#### [Text shown]
>> begin

Graphs are a versatile data structure used to represent relationships between objects. They consist of vertices (nodes) and edges (connections between nodes). There are several ways to represent graphs, each with its advantages and use cases.
Adjacency Matrix: A 2D array where each cell (i, j) indicates the presence (and possibly the weight) of an edge between vertices i and j.
Adjacency List: An array or map where each index or key represents a vertex, and the corresponding value is a list of adjacent vertices (or edges with weights).
Edge List: A list of all edges, where each edge is represented by a tuple (or struct) containing the two vertices it connects (and possibly the weight).

>> end

#### [Task requirements]
(1) Repeat the rows word for word, from the first row through the line containing "table-cell: 1,038 [607,483,689,507]", including both ends.
(2) Continue the text on graph representations from the point where it stops.

#### [Rows from a collection]
>> begin

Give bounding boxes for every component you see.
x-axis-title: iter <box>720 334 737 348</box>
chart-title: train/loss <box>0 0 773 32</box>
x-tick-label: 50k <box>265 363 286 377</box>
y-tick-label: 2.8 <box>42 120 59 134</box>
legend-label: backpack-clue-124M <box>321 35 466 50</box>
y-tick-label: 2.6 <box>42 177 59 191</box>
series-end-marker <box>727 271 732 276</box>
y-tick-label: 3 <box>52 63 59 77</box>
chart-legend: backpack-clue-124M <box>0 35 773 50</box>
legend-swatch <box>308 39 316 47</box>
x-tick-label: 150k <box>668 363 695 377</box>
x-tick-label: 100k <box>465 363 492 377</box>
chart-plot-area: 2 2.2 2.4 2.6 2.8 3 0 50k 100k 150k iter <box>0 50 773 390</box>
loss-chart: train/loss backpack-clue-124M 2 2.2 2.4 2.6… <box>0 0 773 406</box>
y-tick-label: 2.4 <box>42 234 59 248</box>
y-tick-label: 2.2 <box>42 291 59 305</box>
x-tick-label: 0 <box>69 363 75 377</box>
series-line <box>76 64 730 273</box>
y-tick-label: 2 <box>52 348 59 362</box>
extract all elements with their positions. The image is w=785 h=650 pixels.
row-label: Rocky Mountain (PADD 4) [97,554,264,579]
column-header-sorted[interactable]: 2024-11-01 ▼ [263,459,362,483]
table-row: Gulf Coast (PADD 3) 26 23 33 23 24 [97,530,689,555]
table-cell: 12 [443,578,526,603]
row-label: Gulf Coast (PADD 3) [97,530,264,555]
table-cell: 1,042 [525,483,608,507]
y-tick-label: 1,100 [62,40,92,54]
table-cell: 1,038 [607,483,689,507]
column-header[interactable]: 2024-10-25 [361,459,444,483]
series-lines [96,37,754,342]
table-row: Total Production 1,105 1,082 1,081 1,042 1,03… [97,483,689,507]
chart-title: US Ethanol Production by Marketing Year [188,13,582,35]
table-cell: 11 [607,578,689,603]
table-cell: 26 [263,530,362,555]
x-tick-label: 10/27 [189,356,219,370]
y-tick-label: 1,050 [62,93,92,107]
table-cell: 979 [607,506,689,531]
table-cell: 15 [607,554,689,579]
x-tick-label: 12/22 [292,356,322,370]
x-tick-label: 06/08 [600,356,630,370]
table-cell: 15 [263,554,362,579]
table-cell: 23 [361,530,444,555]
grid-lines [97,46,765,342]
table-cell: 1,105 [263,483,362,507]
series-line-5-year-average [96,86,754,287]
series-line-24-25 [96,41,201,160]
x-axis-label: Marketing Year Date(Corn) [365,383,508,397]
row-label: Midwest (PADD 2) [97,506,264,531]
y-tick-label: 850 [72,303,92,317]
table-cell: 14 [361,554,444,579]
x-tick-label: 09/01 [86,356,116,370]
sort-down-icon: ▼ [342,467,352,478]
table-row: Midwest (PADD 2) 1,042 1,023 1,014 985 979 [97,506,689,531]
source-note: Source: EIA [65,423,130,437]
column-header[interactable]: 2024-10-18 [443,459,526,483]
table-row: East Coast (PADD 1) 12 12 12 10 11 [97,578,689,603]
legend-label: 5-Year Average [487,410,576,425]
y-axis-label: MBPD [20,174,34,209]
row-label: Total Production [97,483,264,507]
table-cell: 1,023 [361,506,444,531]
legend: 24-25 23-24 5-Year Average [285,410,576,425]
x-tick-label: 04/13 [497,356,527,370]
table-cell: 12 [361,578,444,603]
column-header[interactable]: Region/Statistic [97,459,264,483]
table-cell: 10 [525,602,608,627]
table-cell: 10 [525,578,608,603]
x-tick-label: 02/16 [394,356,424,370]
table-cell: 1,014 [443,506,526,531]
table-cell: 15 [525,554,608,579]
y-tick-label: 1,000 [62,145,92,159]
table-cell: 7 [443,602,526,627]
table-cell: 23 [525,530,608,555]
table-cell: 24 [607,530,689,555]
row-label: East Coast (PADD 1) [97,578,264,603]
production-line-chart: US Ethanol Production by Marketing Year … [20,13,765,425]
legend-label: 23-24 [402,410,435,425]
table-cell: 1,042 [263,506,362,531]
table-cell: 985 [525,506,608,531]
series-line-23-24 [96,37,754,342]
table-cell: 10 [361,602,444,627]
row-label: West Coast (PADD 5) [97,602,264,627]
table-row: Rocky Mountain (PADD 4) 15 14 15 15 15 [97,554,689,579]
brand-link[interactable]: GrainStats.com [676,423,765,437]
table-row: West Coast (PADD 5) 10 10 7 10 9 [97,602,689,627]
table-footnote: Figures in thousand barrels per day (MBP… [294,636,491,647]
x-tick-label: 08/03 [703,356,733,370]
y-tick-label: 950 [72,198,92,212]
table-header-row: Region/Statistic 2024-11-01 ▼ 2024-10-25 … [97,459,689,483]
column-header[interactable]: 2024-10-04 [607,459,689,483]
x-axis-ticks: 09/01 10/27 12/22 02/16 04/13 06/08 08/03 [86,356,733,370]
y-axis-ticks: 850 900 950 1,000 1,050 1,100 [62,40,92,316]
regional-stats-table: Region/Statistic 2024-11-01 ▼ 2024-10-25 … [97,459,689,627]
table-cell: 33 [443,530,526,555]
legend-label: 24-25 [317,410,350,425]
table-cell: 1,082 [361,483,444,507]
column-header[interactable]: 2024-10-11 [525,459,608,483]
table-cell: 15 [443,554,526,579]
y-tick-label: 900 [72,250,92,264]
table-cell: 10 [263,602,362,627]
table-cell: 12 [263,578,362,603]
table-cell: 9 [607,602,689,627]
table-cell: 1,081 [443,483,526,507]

>> end

#### [Results in order]
(1)
Give bounding boxes for every component you see.
x-axis-title: iter <box>720 334 737 348</box>
chart-title: train/loss <box>0 0 773 32</box>
x-tick-label: 50k <box>265 363 286 377</box>
y-tick-label: 2.8 <box>42 120 59 134</box>
legend-label: backpack-clue-124M <box>321 35 466 50</box>
y-tick-label: 2.6 <box>42 177 59 191</box>
series-end-marker <box>727 271 732 276</box>
y-tick-label: 3 <box>52 63 59 77</box>
chart-legend: backpack-clue-124M <box>0 35 773 50</box>
legend-swatch <box>308 39 316 47</box>
x-tick-label: 150k <box>668 363 695 377</box>
x-tick-label: 100k <box>465 363 492 377</box>
chart-plot-area: 2 2.2 2.4 2.6 2.8 3 0 50k 100k 150k iter <box>0 50 773 390</box>
loss-chart: train/loss backpack-clue-124M 2 2.2 2.4 2.6… <box>0 0 773 406</box>
y-tick-label: 2.4 <box>42 234 59 248</box>
y-tick-label: 2.2 <box>42 291 59 305</box>
x-tick-label: 0 <box>69 363 75 377</box>
series-line <box>76 64 730 273</box>
y-tick-label: 2 <box>52 348 59 362</box>
extract all elements with their positions. The image is w=785 h=650 pixels.
row-label: Rocky Mountain (PADD 4) [97,554,264,579]
column-header-sorted[interactable]: 2024-11-01 ▼ [263,459,362,483]
table-row: Gulf Coast (PADD 3) 26 23 33 23 24 [97,530,689,555]
table-cell: 12 [443,578,526,603]
row-label: Gulf Coast (PADD 3) [97,530,264,555]
table-cell: 1,042 [525,483,608,507]
y-tick-label: 1,100 [62,40,92,54]
table-cell: 1,038 [607,483,689,507]

(2)
Let's look at how to implement these representations and fundamental graph algorithms in Go.
gopackage main
import (
"fmt"
)
// Graph using adjacency matrix
type Graph struct {
matrix [][]int
}
func NewGraph(size int) *Graph {
matrix := make([][]int, size)
for i := range matrix {
matrix[i] = make([]int, size)
}
return &Graph{matrix: matrix}
}
func (g *Graph) AddEdge(v1, v2, weight int) {
g.matrix[v1][v2] = weight
g.matrix[v2][v1] = weight // For undirected graph
}
func (g *Graph) Print() {
for _, row := range g.matrix {
fmt.Println(row)
}
}
func main() {
graph := NewGraph(5)
graph.AddEdge(0, 1, 1)
graph.AddEdge(0, 4, 1)
graph.AddEdge(1, 2, 1)
graph.AddEdge(1, 3, 1)
graph.AddEdge(1, 4, 1)
graph.AddEdge(2, 3, 1)
graph.AddEdge(3, 4, 1)
graph.Print()
}
gopackage main
import (
"fmt"
)
// Graph using adjacency list
type Graph struct {
adjList map[int][]int
}
func NewGraph() *Graph {
return &Graph{adjList: make(map[int][]int)}
}
func (g *Graph) AddEdge(v1, v2 int) {
g.adjList[v1] = append(g.adjList[v1], v2)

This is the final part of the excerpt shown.